■ STATED EXERCISE ■
Find every line of the listing below where "text" appears, and copy it.

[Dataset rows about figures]

============================================================

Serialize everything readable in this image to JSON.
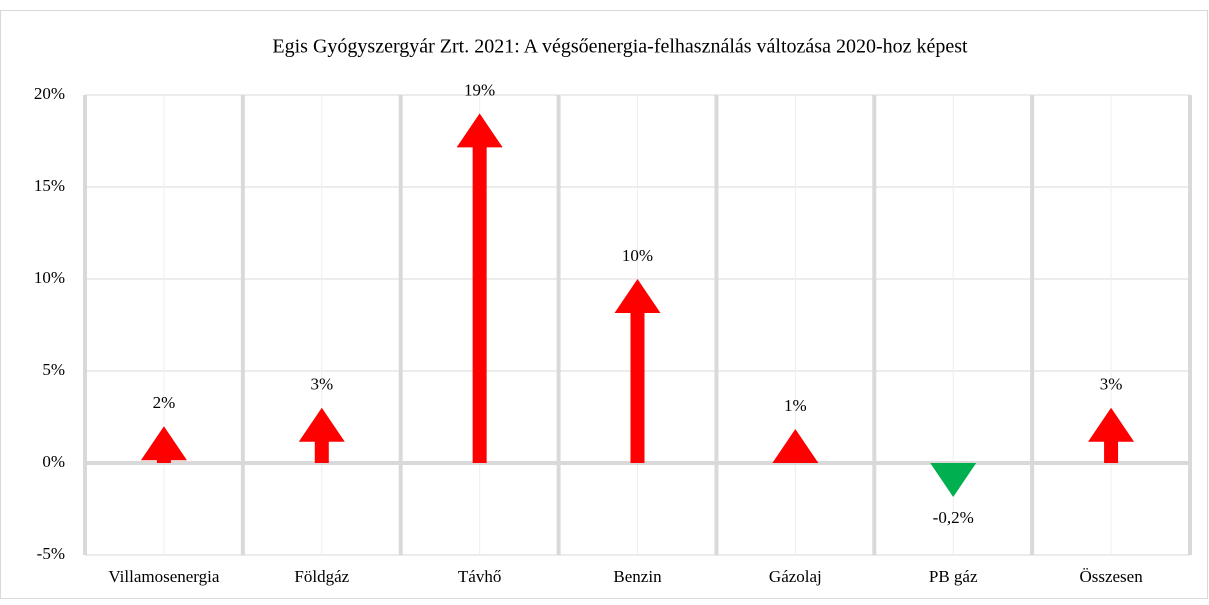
{
  "chart_data": {
    "type": "arrow",
    "title": "Egis Gyógyszergyár Zrt. 2021: A végsőenergia-felhasználás változása 2020-hoz képest",
    "categories": [
      "Villamosenergia",
      "Földgáz",
      "Távhő",
      "Benzin",
      "Gázolaj",
      "PB gáz",
      "Összesen"
    ],
    "values": [
      2,
      3,
      19,
      10,
      1,
      -0.2,
      3
    ],
    "value_labels": [
      "2%",
      "3%",
      "19%",
      "10%",
      "1%",
      "-0,2%",
      "3%"
    ],
    "colors": [
      "#ff0000",
      "#ff0000",
      "#ff0000",
      "#ff0000",
      "#ff0000",
      "#00b050",
      "#ff0000"
    ],
    "ylim": [
      -5,
      20
    ],
    "yticks": [
      {
        "value": -5,
        "label": "-5%"
      },
      {
        "value": 0,
        "label": "0%"
      },
      {
        "value": 5,
        "label": "5%"
      },
      {
        "value": 10,
        "label": "10%"
      },
      {
        "value": 15,
        "label": "15%"
      },
      {
        "value": 20,
        "label": "20%"
      }
    ],
    "grid": true
  }
}
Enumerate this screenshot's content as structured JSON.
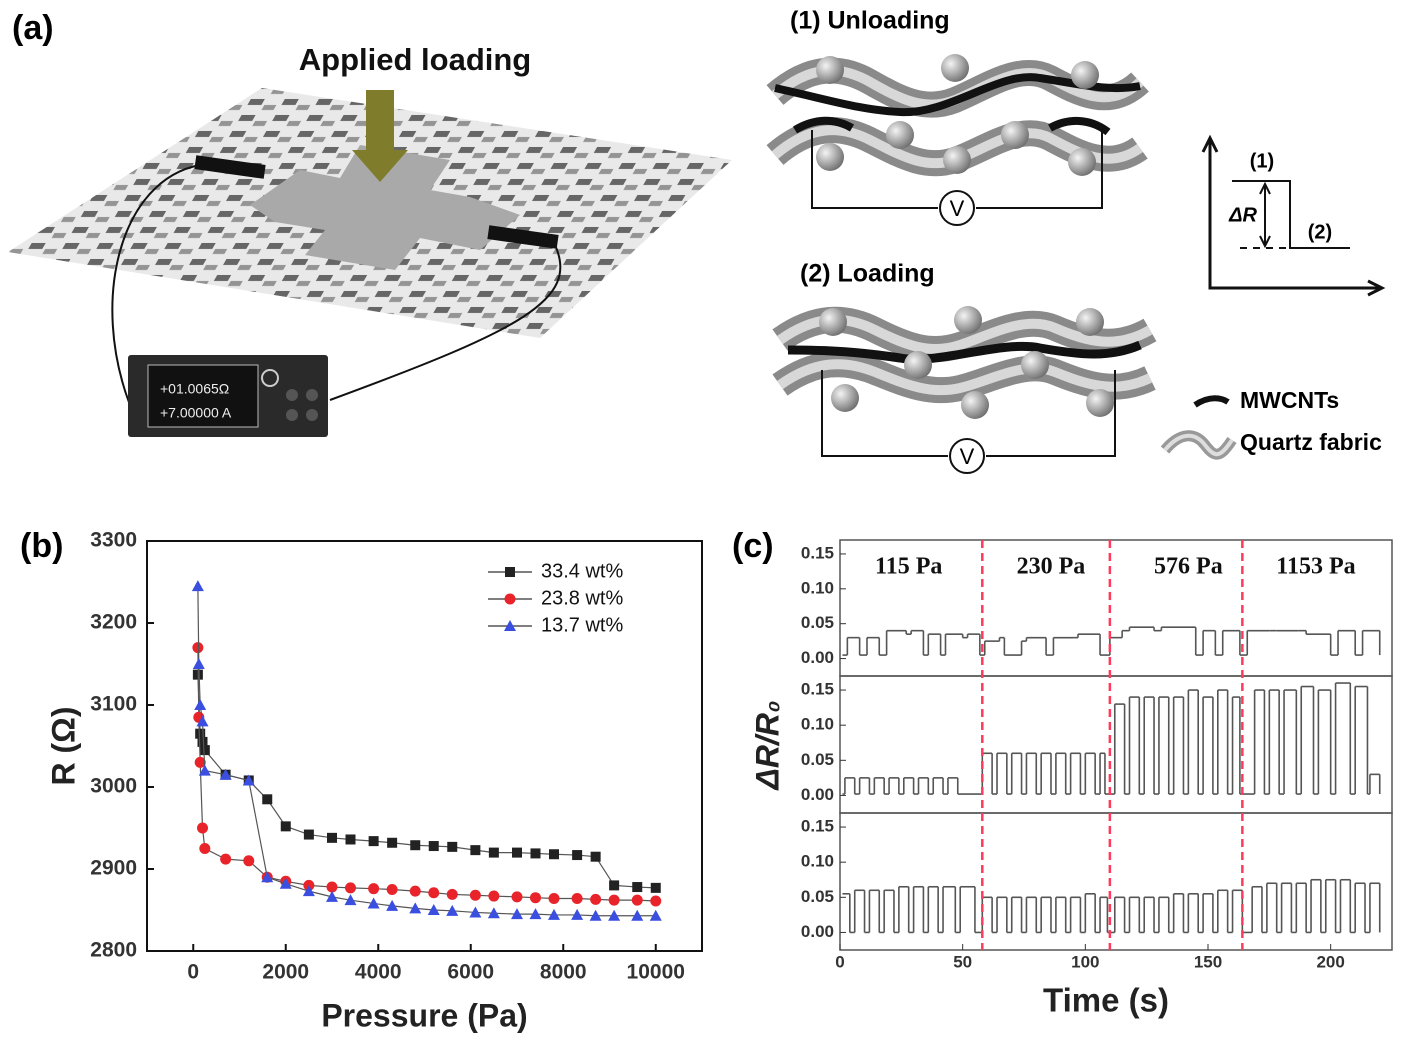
{
  "diagram": {
    "panel_label": "(a)",
    "applied_loading": "Applied loading",
    "meter_reading_1": "+01.0065Ω",
    "meter_reading_2": "+7.00000 A",
    "unloading": "(1) Unloading",
    "loading": "(2) Loading",
    "voltmeter_1": "V",
    "voltmeter_2": "V",
    "inset": {
      "state_1": "(1)",
      "delta": "ΔR",
      "state_2": "(2)"
    },
    "legend": [
      "MWCNTs",
      "Quartz fabric"
    ]
  },
  "chart_data": [
    {
      "type": "scatter-line",
      "panel_label": "(b)",
      "xlabel": "Pressure (Pa)",
      "ylabel": "R (Ω)",
      "xlim": [
        -1000,
        11000
      ],
      "xticks": [
        0,
        2000,
        4000,
        6000,
        8000,
        10000
      ],
      "ylim": [
        2800,
        3300
      ],
      "yticks": [
        2800,
        2900,
        3000,
        3100,
        3200,
        3300
      ],
      "legend": "upper right",
      "series": [
        {
          "name": "33.4 wt%",
          "color": "#222222",
          "marker": "square",
          "x": [
            100,
            150,
            200,
            250,
            700,
            1200,
            1600,
            2000,
            2500,
            3000,
            3400,
            3900,
            4300,
            4800,
            5200,
            5600,
            6100,
            6500,
            7000,
            7400,
            7800,
            8300,
            8700,
            9100,
            9600,
            10000
          ],
          "values": [
            3137,
            3065,
            3055,
            3045,
            3015,
            3008,
            2985,
            2952,
            2942,
            2938,
            2936,
            2934,
            2932,
            2929,
            2928,
            2927,
            2923,
            2920,
            2920,
            2919,
            2918,
            2917,
            2915,
            2880,
            2878,
            2877
          ]
        },
        {
          "name": "23.8 wt%",
          "color": "#e8232a",
          "marker": "circle",
          "x": [
            100,
            120,
            150,
            200,
            250,
            700,
            1200,
            1600,
            2000,
            2500,
            3000,
            3400,
            3900,
            4300,
            4800,
            5200,
            5600,
            6100,
            6500,
            7000,
            7400,
            7800,
            8300,
            8700,
            9100,
            9600,
            10000
          ],
          "values": [
            3170,
            3085,
            3030,
            2950,
            2925,
            2912,
            2910,
            2890,
            2885,
            2880,
            2878,
            2877,
            2876,
            2875,
            2873,
            2871,
            2869,
            2868,
            2867,
            2866,
            2865,
            2864,
            2864,
            2863,
            2862,
            2862,
            2861
          ]
        },
        {
          "name": "13.7 wt%",
          "color": "#3a4fe0",
          "marker": "triangle",
          "x": [
            100,
            120,
            150,
            200,
            250,
            700,
            1200,
            1600,
            2000,
            2500,
            3000,
            3400,
            3900,
            4300,
            4800,
            5200,
            5600,
            6100,
            6500,
            7000,
            7400,
            7800,
            8300,
            8700,
            9100,
            9600,
            10000
          ],
          "values": [
            3245,
            3150,
            3100,
            3080,
            3020,
            3015,
            3008,
            2890,
            2882,
            2873,
            2866,
            2862,
            2858,
            2855,
            2852,
            2850,
            2849,
            2847,
            2846,
            2845,
            2845,
            2844,
            2844,
            2843,
            2843,
            2843,
            2843
          ]
        }
      ]
    },
    {
      "type": "step",
      "panel_label": "(c)",
      "xlabel": "Time (s)",
      "ylabel": "ΔR/R₀",
      "xlim": [
        0,
        225
      ],
      "xticks": [
        0,
        50,
        100,
        150,
        200
      ],
      "ylim": [
        -0.025,
        0.17
      ],
      "yticks": [
        {
          "value": 0,
          "label": "0.00"
        },
        {
          "value": 0.05,
          "label": "0.05"
        },
        {
          "value": 0.1,
          "label": "0.10"
        },
        {
          "value": 0.15,
          "label": "0.15"
        }
      ],
      "vlines": [
        58,
        110,
        164
      ],
      "vline_color": "#ff3b5c",
      "annotations": [
        {
          "x": 28,
          "text": "115 Pa"
        },
        {
          "x": 86,
          "text": "230 Pa"
        },
        {
          "x": 142,
          "text": "576 Pa"
        },
        {
          "x": 194,
          "text": "1153 Pa"
        }
      ],
      "panels": [
        {
          "series": [
            {
              "color": "#555555",
              "x": [
                1,
                3,
                8,
                11,
                16,
                19,
                27,
                29,
                34,
                36,
                41,
                43,
                50,
                52,
                57,
                59,
                65,
                67,
                74,
                76,
                84,
                87,
                95,
                97,
                106,
                110,
                115,
                118,
                128,
                131,
                145,
                148,
                153,
                156,
                163,
                166,
                175,
                178,
                187,
                190,
                200,
                203,
                210,
                213,
                220
              ],
              "values": [
                0.005,
                0.03,
                0.005,
                0.03,
                0.005,
                0.04,
                0.035,
                0.04,
                0.005,
                0.035,
                0.005,
                0.035,
                0.03,
                0.035,
                0.005,
                0.025,
                0.03,
                0.005,
                0.025,
                0.03,
                0.005,
                0.03,
                0.03,
                0.035,
                0.005,
                0.03,
                0.04,
                0.045,
                0.04,
                0.045,
                0.005,
                0.04,
                0.005,
                0.04,
                0.005,
                0.04,
                0.04,
                0.04,
                0.04,
                0.035,
                0.005,
                0.04,
                0.005,
                0.04,
                0.005
              ]
            }
          ]
        },
        {
          "series": [
            {
              "color": "#555555",
              "x": [
                1,
                2,
                6,
                8,
                12,
                14,
                18,
                20,
                24,
                26,
                30,
                32,
                36,
                38,
                42,
                44,
                48,
                58,
                62,
                64,
                68,
                70,
                74,
                76,
                80,
                82,
                86,
                88,
                92,
                94,
                98,
                100,
                104,
                106,
                108,
                112,
                116,
                118,
                122,
                124,
                128,
                130,
                134,
                136,
                140,
                142,
                146,
                148,
                152,
                154,
                158,
                160,
                163,
                169,
                173,
                175,
                179,
                181,
                186,
                188,
                193,
                195,
                200,
                202,
                208,
                210,
                215,
                216,
                220
              ],
              "values": [
                0.002,
                0.025,
                0.002,
                0.025,
                0.002,
                0.025,
                0.002,
                0.025,
                0.002,
                0.025,
                0.002,
                0.025,
                0.002,
                0.025,
                0.002,
                0.025,
                0.002,
                0.06,
                0.002,
                0.06,
                0.002,
                0.06,
                0.002,
                0.06,
                0.002,
                0.06,
                0.002,
                0.06,
                0.002,
                0.06,
                0.002,
                0.06,
                0.002,
                0.06,
                0.002,
                0.13,
                0.002,
                0.14,
                0.002,
                0.14,
                0.002,
                0.14,
                0.002,
                0.14,
                0.002,
                0.15,
                0.002,
                0.14,
                0.002,
                0.15,
                0.002,
                0.14,
                0.002,
                0.15,
                0.002,
                0.15,
                0.002,
                0.15,
                0.002,
                0.155,
                0.002,
                0.15,
                0.002,
                0.16,
                0.002,
                0.155,
                0.002,
                0.03,
                0.002
              ]
            }
          ]
        },
        {
          "series": [
            {
              "color": "#555555",
              "x": [
                1,
                4,
                6,
                10,
                12,
                16,
                18,
                22,
                24,
                28,
                30,
                34,
                36,
                40,
                42,
                47,
                49,
                55,
                58,
                62,
                64,
                68,
                70,
                74,
                76,
                80,
                82,
                86,
                88,
                92,
                94,
                98,
                100,
                104,
                106,
                109,
                112,
                116,
                118,
                122,
                124,
                128,
                130,
                134,
                136,
                140,
                142,
                146,
                148,
                152,
                154,
                158,
                160,
                164,
                168,
                172,
                174,
                178,
                180,
                184,
                186,
                190,
                192,
                196,
                198,
                202,
                204,
                208,
                210,
                214,
                216,
                220
              ],
              "values": [
                0.055,
                0,
                0.06,
                0,
                0.06,
                0,
                0.06,
                0,
                0.065,
                0,
                0.065,
                0,
                0.065,
                0,
                0.065,
                0,
                0.065,
                0,
                0.05,
                0,
                0.05,
                0,
                0.05,
                0,
                0.05,
                0,
                0.05,
                0,
                0.05,
                0,
                0.05,
                0,
                0.055,
                0,
                0.05,
                0,
                0.05,
                0,
                0.05,
                0,
                0.05,
                0,
                0.05,
                0,
                0.055,
                0,
                0.055,
                0,
                0.055,
                0,
                0.06,
                0,
                0.06,
                0,
                0.065,
                0,
                0.07,
                0,
                0.07,
                0,
                0.07,
                0,
                0.075,
                0,
                0.075,
                0,
                0.075,
                0,
                0.07,
                0,
                0.07,
                0
              ]
            }
          ]
        }
      ]
    }
  ]
}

============================================================

■ RESULT FOR THIS EXERCISE ■
          "text": "115 Pa"
          "text": "230 Pa"
          "text": "576 Pa"
          "text": "1153 Pa"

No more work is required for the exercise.